-- GOAL OF THE EXERCISE --
Output the material word for word. Leave each picture out.

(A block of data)
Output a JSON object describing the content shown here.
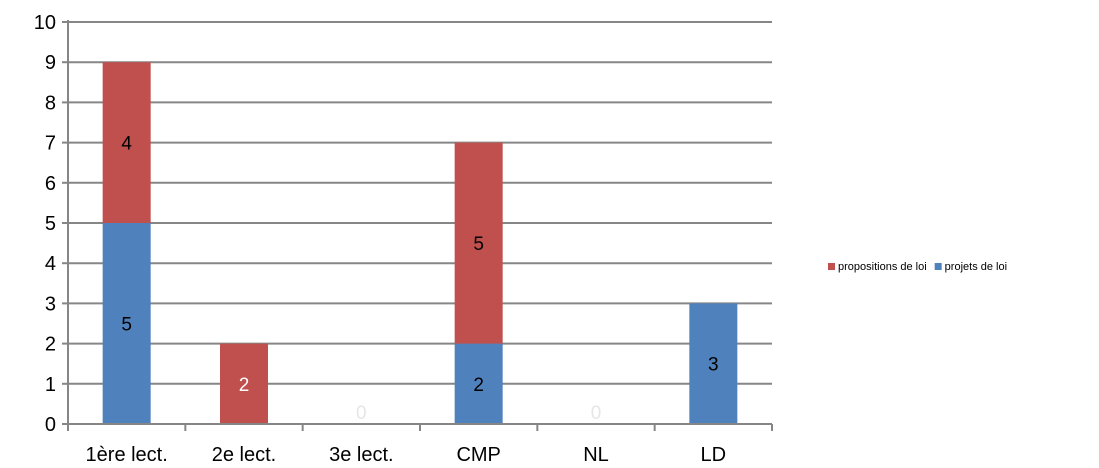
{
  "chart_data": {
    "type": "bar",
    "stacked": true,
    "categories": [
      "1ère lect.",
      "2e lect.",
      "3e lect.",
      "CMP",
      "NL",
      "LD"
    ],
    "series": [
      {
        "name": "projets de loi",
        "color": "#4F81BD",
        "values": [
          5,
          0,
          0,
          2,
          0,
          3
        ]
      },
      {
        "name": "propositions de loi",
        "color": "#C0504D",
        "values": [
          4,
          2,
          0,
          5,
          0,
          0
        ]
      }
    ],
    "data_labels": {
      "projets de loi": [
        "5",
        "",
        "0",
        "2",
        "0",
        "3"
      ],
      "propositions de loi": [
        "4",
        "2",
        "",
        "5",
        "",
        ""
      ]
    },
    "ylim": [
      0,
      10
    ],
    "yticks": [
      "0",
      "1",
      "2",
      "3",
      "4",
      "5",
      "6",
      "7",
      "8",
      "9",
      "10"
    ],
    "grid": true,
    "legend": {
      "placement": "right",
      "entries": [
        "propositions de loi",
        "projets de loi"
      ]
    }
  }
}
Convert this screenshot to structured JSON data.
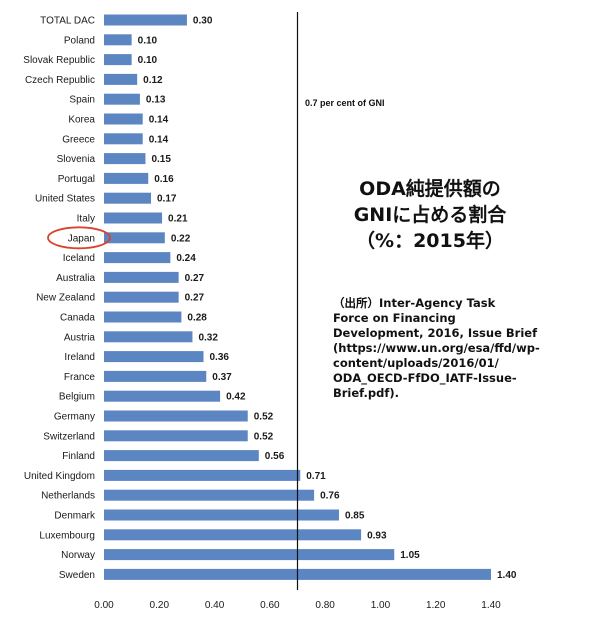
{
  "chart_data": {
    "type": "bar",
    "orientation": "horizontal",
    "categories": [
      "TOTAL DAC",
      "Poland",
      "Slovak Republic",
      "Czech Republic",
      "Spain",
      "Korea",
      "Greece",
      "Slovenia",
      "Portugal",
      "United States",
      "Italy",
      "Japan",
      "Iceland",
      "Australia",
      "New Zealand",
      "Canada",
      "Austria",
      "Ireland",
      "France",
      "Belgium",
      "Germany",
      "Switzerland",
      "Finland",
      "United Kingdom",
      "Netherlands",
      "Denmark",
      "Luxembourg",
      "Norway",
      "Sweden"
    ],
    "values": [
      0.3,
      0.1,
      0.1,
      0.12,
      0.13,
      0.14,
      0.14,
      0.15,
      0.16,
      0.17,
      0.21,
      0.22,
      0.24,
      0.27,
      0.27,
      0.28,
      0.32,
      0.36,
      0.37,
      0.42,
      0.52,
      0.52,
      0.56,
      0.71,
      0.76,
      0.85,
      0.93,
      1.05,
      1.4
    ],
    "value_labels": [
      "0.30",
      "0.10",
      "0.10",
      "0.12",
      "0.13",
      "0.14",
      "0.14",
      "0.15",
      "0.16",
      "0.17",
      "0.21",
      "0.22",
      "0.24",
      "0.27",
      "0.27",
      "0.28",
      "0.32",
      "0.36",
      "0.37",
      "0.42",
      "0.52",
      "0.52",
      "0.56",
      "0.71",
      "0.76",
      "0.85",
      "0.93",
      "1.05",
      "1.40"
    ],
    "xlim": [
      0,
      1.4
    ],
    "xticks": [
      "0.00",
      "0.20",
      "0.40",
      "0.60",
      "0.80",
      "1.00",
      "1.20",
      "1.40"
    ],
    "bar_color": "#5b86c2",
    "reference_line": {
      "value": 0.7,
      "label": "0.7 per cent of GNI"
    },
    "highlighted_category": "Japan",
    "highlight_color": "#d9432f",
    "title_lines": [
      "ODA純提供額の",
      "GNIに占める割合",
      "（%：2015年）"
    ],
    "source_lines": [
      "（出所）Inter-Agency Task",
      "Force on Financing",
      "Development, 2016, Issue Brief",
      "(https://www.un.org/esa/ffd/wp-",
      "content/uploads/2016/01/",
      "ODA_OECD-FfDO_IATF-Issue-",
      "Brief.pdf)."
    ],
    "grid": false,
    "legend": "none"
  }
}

-- EXERCISE OUTPUT --
Output a JSON object describing the content shown here.
{
  "chart_data": {
    "type": "bar",
    "stacked": true,
    "categories": [
      "1ère lect.",
      "2e lect.",
      "3e lect.",
      "CMP",
      "NL",
      "LD"
    ],
    "series": [
      {
        "name": "projets de loi",
        "color": "#4F81BD",
        "values": [
          5,
          0,
          0,
          2,
          0,
          3
        ]
      },
      {
        "name": "propositions de loi",
        "color": "#C0504D",
        "values": [
          4,
          2,
          0,
          5,
          0,
          0
        ]
      }
    ],
    "data_labels": {
      "projets de loi": [
        "5",
        "",
        "0",
        "2",
        "0",
        "3"
      ],
      "propositions de loi": [
        "4",
        "2",
        "",
        "5",
        "",
        ""
      ]
    },
    "ylim": [
      0,
      10
    ],
    "yticks": [
      "0",
      "1",
      "2",
      "3",
      "4",
      "5",
      "6",
      "7",
      "8",
      "9",
      "10"
    ],
    "grid": true,
    "legend": {
      "placement": "right",
      "entries": [
        "propositions de loi",
        "projets de loi"
      ]
    }
  }
}
Convert this screenshot to structured JSON data.
{
  "chart_data": {
    "type": "bar",
    "orientation": "horizontal",
    "categories": [
      "TOTAL DAC",
      "Poland",
      "Slovak Republic",
      "Czech Republic",
      "Spain",
      "Korea",
      "Greece",
      "Slovenia",
      "Portugal",
      "United States",
      "Italy",
      "Japan",
      "Iceland",
      "Australia",
      "New Zealand",
      "Canada",
      "Austria",
      "Ireland",
      "France",
      "Belgium",
      "Germany",
      "Switzerland",
      "Finland",
      "United Kingdom",
      "Netherlands",
      "Denmark",
      "Luxembourg",
      "Norway",
      "Sweden"
    ],
    "values": [
      0.3,
      0.1,
      0.1,
      0.12,
      0.13,
      0.14,
      0.14,
      0.15,
      0.16,
      0.17,
      0.21,
      0.22,
      0.24,
      0.27,
      0.27,
      0.28,
      0.32,
      0.36,
      0.37,
      0.42,
      0.52,
      0.52,
      0.56,
      0.71,
      0.76,
      0.85,
      0.93,
      1.05,
      1.4
    ],
    "value_labels": [
      "0.30",
      "0.10",
      "0.10",
      "0.12",
      "0.13",
      "0.14",
      "0.14",
      "0.15",
      "0.16",
      "0.17",
      "0.21",
      "0.22",
      "0.24",
      "0.27",
      "0.27",
      "0.28",
      "0.32",
      "0.36",
      "0.37",
      "0.42",
      "0.52",
      "0.52",
      "0.56",
      "0.71",
      "0.76",
      "0.85",
      "0.93",
      "1.05",
      "1.40"
    ],
    "xlim": [
      0,
      1.4
    ],
    "xticks": [
      "0.00",
      "0.20",
      "0.40",
      "0.60",
      "0.80",
      "1.00",
      "1.20",
      "1.40"
    ],
    "bar_color": "#5b86c2",
    "reference_line": {
      "value": 0.7,
      "label": "0.7 per cent of GNI"
    },
    "highlighted_category": "Japan",
    "highlight_color": "#d9432f",
    "title_lines": [
      "ODA純提供額の",
      "GNIに占める割合",
      "（%：2015年）"
    ],
    "source_lines": [
      "（出所）Inter-Agency Task",
      "Force on Financing",
      "Development, 2016, Issue Brief",
      "(https://www.un.org/esa/ffd/wp-",
      "content/uploads/2016/01/",
      "ODA_OECD-FfDO_IATF-Issue-",
      "Brief.pdf)."
    ],
    "grid": false,
    "legend": "none"
  }
}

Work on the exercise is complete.